─── Material for this task

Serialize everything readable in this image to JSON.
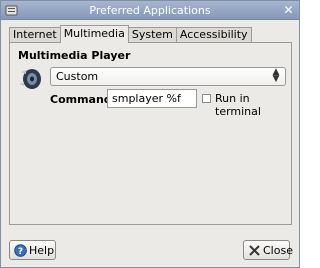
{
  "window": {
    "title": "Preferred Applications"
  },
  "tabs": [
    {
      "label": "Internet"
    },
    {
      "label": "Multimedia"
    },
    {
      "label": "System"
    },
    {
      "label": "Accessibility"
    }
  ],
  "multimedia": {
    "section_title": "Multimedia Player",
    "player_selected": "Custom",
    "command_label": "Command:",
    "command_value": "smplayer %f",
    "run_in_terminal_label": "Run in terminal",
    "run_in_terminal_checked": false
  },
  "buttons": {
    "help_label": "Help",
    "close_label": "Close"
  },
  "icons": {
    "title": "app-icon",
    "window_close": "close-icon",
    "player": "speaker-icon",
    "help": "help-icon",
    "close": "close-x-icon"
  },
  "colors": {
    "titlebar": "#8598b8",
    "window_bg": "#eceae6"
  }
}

──────

Repeat all of the records verbatim, leaving out the pictures.

* **Task output**:
Serialize everything readable in this image to JSON.
{
  "window": {
    "title": "Preferred Applications"
  },
  "tabs": [
    {
      "label": "Internet"
    },
    {
      "label": "Multimedia"
    },
    {
      "label": "System"
    },
    {
      "label": "Accessibility"
    }
  ],
  "multimedia": {
    "section_title": "Multimedia Player",
    "player_selected": "Custom",
    "command_label": "Command:",
    "command_value": "smplayer %f",
    "run_in_terminal_label": "Run in terminal",
    "run_in_terminal_checked": false
  },
  "buttons": {
    "help_label": "Help",
    "close_label": "Close"
  },
  "icons": {
    "title": "app-icon",
    "window_close": "close-icon",
    "player": "speaker-icon",
    "help": "help-icon",
    "close": "close-x-icon"
  },
  "colors": {
    "titlebar": "#8598b8",
    "window_bg": "#eceae6"
  }
}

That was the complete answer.